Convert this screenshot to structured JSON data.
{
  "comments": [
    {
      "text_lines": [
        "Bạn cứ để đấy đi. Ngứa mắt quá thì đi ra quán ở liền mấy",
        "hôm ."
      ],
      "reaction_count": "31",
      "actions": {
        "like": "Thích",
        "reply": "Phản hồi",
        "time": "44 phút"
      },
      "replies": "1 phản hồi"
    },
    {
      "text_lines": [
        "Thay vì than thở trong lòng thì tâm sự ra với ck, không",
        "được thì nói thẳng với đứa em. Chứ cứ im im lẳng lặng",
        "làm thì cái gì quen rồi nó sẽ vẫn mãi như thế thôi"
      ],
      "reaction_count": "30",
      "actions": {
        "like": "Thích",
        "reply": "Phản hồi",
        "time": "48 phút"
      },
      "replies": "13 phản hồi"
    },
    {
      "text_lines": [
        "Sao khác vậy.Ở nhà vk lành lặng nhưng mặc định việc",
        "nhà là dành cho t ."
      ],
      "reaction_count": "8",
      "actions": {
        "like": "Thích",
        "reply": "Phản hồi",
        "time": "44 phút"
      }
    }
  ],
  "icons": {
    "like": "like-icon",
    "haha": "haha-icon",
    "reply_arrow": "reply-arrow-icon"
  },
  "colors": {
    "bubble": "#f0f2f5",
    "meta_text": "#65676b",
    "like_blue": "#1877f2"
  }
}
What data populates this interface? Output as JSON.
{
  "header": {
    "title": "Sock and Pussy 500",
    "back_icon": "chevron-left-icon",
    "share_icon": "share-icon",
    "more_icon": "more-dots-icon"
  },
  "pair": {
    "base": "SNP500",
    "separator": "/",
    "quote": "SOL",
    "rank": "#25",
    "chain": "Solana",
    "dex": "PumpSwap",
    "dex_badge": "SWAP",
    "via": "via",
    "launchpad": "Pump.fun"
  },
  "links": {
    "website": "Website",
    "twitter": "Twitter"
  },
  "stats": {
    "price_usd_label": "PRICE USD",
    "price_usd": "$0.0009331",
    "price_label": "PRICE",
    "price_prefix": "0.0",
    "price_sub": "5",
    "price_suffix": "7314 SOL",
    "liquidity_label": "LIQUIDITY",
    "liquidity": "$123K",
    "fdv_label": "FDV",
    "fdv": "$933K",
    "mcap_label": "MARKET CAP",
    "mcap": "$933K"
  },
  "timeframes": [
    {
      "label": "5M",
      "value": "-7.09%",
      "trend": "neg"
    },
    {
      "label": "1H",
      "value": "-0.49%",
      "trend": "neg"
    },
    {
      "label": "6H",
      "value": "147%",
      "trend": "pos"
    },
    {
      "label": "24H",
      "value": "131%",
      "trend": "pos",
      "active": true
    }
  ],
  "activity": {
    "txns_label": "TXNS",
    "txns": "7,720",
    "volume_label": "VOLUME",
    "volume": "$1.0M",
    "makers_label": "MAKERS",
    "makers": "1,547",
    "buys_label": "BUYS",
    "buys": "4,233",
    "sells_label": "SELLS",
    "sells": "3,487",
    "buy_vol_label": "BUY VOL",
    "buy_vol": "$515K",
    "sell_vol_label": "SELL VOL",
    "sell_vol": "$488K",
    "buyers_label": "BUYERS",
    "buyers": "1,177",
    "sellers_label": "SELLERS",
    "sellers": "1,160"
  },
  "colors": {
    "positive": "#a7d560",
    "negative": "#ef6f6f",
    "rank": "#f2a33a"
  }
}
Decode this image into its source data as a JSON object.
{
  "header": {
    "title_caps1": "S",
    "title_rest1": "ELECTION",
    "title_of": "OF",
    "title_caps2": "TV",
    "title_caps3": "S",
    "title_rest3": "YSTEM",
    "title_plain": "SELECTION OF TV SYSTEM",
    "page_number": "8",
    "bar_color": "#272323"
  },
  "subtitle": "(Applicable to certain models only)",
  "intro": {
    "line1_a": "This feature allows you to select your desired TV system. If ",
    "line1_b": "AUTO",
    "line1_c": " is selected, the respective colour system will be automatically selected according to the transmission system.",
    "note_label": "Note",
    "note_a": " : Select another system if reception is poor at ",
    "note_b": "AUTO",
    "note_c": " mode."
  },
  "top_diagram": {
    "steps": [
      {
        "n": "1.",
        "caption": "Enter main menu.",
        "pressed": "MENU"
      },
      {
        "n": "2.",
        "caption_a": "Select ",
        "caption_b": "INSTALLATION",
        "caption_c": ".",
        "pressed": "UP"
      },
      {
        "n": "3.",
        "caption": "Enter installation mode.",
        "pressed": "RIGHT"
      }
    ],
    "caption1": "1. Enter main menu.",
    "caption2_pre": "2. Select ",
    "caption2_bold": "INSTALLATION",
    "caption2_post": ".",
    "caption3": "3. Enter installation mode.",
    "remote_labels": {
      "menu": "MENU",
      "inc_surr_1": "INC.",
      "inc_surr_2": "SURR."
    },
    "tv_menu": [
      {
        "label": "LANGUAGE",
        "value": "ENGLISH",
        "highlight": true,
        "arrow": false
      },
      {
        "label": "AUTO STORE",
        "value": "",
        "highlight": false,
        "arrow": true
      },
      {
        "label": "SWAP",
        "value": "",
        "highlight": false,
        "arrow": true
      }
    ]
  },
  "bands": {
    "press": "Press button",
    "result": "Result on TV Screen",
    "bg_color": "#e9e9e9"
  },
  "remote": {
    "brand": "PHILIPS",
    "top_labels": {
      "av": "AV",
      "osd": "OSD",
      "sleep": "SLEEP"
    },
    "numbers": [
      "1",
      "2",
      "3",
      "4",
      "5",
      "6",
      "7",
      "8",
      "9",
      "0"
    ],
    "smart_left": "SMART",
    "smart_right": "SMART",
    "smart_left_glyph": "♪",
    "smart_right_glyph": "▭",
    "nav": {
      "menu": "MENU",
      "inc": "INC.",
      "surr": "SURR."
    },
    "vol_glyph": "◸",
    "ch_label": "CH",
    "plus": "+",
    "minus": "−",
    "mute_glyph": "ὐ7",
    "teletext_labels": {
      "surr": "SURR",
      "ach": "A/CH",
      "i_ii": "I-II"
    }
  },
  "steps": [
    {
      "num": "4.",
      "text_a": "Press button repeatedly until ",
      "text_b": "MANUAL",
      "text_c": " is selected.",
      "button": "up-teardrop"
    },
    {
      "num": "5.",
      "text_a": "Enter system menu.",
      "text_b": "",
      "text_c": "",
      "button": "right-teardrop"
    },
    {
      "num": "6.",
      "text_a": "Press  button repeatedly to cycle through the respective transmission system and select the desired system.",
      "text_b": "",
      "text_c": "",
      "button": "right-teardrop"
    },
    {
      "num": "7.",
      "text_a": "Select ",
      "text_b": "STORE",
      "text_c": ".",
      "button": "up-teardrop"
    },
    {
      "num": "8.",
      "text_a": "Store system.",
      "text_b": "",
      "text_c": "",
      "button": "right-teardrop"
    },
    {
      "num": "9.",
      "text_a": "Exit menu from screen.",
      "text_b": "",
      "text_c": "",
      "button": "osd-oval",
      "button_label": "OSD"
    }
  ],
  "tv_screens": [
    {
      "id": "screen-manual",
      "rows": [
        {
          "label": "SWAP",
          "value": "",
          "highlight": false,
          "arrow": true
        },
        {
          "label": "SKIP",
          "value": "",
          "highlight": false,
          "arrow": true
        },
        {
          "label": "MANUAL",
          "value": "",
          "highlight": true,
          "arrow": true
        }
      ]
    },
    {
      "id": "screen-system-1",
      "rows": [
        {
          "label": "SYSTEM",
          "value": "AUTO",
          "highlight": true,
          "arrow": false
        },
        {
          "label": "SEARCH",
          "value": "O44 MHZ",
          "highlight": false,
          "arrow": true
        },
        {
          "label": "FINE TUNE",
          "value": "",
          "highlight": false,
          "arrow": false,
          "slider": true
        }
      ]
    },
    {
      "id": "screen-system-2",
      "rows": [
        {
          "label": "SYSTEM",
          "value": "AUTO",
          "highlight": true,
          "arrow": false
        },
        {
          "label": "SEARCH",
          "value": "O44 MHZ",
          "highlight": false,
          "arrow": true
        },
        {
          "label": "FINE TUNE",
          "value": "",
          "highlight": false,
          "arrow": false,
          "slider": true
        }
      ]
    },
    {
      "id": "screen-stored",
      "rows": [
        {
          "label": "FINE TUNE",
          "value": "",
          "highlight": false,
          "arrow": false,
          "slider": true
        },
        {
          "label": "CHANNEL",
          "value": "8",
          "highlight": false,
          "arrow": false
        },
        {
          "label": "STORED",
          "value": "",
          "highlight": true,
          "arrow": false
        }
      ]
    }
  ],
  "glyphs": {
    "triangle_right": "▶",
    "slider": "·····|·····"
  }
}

┄┄┄┄┄┄┄┄┄┄┄┄┄┄┄┄┄┄┄┄

### [INSTRUCTIONS FOR THE TASK]
Gather all lines from the records above in which "Enter" appears.

### [REPLY TO THE TASK]
        "caption": "Enter main menu.",
        "caption": "Enter installation mode.",
    "caption1": "1. Enter main menu.",
    "caption3": "3. Enter installation mode.",
      "text_a": "Enter system menu.",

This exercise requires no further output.